**EXERCISE**. In the listing below, identify each line with the word "Sistema" and return those lines.

— start of EXERCISE INPUT —

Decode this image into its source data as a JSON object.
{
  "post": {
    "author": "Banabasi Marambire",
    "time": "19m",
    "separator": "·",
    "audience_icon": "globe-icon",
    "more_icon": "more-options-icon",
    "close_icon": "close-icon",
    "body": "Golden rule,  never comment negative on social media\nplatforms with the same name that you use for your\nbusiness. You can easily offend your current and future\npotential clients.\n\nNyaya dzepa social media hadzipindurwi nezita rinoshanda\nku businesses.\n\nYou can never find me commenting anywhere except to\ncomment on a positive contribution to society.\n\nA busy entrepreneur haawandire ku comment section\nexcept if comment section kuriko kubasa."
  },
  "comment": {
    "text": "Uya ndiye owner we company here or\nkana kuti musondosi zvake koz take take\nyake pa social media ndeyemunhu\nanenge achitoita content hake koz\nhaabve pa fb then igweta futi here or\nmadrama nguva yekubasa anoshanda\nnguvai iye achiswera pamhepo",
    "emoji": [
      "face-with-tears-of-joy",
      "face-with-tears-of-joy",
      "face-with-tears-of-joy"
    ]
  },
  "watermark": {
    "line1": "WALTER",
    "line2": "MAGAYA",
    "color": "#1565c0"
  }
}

— end of EXERCISE INPUT —
— start of EXERCISE INPUT —

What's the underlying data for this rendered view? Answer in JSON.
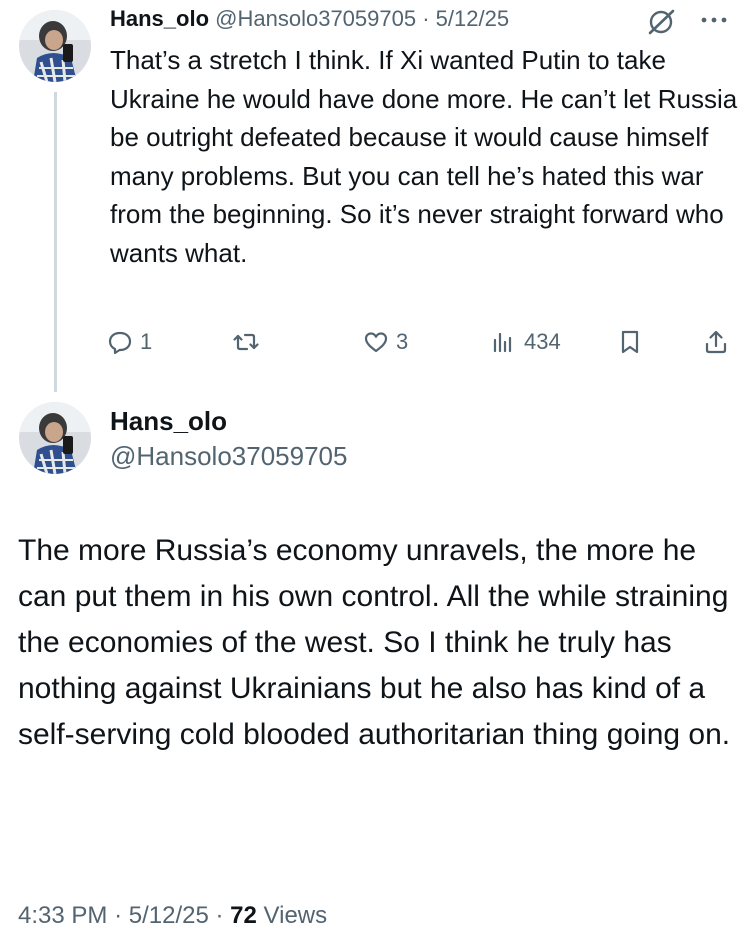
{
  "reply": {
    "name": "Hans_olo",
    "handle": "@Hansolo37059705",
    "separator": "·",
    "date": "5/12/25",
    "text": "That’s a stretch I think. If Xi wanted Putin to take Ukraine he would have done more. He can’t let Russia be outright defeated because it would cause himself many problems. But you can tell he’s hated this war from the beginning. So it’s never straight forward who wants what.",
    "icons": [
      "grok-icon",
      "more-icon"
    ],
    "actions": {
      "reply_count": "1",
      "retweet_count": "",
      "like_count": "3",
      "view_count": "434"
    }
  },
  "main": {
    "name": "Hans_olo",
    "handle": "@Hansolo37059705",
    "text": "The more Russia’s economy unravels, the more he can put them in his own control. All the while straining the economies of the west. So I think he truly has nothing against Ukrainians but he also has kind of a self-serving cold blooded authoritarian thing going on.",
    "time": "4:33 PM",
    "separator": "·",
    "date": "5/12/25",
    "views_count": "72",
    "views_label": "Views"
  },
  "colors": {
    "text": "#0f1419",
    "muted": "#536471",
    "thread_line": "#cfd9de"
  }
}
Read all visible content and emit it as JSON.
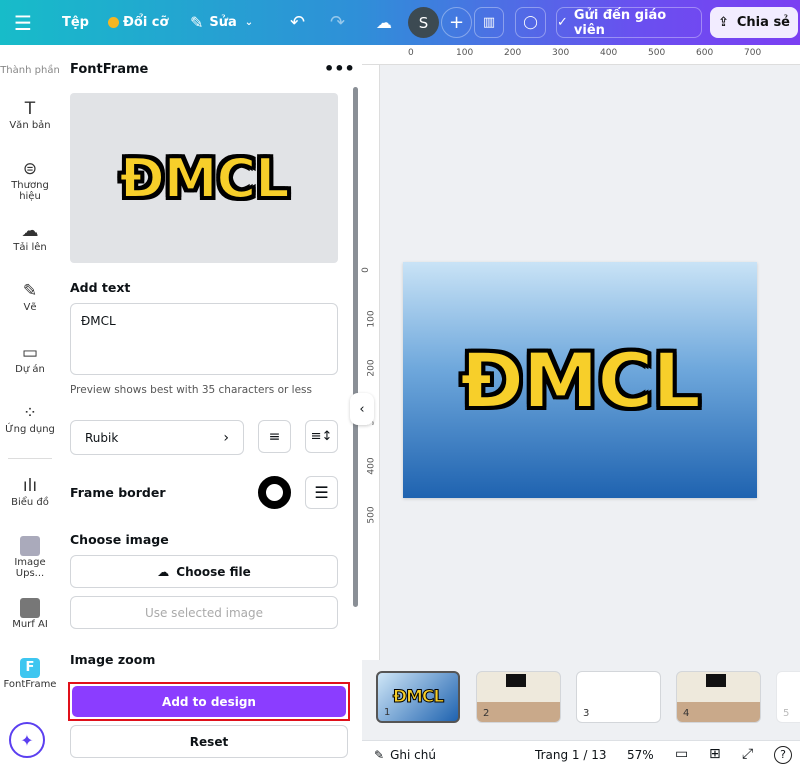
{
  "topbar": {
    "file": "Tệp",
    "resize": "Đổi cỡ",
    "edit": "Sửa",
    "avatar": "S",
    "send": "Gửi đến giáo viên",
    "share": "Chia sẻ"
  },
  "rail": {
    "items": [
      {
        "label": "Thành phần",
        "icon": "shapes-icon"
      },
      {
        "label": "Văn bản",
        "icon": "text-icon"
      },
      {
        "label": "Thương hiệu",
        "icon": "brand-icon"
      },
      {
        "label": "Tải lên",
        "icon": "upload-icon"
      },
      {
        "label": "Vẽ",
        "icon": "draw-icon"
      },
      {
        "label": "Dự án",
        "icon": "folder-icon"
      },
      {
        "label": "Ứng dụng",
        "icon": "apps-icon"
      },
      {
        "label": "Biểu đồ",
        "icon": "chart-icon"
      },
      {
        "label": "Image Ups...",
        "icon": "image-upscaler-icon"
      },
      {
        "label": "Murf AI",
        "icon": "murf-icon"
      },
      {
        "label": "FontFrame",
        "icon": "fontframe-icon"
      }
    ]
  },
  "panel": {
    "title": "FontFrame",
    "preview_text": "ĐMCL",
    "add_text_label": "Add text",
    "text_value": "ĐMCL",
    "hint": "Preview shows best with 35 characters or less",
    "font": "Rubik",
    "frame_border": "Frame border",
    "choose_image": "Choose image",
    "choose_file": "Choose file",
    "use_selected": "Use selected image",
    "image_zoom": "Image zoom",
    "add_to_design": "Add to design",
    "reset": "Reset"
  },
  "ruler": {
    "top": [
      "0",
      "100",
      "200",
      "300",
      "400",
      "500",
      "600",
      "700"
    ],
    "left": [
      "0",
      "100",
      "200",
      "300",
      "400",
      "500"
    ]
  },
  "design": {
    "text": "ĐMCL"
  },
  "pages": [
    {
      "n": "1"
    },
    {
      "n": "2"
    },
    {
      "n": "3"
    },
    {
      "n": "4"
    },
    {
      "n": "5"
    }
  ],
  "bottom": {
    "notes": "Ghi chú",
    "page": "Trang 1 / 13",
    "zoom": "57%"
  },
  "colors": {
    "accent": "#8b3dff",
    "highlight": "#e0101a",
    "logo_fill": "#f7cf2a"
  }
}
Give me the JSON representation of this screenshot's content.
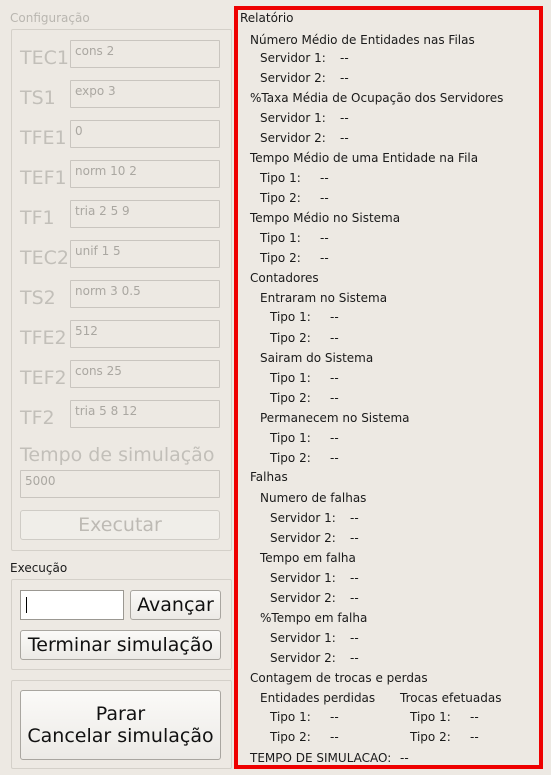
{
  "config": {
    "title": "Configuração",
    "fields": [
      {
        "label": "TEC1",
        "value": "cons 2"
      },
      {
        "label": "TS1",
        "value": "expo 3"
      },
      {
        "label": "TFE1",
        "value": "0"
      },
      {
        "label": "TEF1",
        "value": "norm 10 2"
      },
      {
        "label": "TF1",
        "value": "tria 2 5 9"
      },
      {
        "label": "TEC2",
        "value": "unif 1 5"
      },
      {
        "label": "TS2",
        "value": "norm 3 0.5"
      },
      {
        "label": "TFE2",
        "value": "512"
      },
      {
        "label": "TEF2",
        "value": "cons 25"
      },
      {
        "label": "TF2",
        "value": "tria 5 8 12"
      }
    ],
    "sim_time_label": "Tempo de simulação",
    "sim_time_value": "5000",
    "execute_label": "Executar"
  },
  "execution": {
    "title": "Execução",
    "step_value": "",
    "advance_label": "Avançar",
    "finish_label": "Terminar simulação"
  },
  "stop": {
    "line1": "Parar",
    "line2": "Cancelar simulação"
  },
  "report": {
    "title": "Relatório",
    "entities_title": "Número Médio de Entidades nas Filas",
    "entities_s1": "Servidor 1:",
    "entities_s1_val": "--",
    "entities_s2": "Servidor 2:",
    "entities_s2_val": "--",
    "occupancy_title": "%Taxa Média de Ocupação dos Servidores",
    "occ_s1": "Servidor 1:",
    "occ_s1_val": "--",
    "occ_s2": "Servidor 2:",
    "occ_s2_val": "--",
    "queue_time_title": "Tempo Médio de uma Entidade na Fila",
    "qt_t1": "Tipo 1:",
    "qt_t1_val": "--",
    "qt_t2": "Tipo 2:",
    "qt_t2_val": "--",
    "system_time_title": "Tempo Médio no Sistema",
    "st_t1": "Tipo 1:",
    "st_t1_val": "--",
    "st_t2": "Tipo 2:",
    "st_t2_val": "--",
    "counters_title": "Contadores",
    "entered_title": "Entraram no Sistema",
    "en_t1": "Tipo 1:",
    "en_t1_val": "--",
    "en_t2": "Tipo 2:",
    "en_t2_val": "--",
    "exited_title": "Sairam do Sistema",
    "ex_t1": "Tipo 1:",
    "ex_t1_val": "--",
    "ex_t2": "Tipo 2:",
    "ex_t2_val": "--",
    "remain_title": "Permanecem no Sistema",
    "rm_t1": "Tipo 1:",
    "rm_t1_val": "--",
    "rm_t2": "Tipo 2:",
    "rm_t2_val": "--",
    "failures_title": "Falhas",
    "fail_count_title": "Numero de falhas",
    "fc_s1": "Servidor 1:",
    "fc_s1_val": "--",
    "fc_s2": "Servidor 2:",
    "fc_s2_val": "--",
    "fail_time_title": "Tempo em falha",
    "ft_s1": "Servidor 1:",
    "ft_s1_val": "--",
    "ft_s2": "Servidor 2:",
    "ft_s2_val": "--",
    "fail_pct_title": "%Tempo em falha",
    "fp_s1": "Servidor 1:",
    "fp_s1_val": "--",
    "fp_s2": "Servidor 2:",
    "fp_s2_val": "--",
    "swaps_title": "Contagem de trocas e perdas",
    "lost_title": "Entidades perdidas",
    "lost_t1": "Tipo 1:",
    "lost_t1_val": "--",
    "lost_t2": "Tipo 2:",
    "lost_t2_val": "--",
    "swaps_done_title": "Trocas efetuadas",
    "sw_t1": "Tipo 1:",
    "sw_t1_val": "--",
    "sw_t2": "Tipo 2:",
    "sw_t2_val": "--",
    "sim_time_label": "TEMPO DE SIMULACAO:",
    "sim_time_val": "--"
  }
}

— end of EXERCISE INPUT —

**SOLUTION TO THIS EXERCISE**.
    "system_time_title": "Tempo Médio no Sistema",
    "entered_title": "Entraram no Sistema",
    "exited_title": "Sairam do Sistema",
    "remain_title": "Permanecem no Sistema",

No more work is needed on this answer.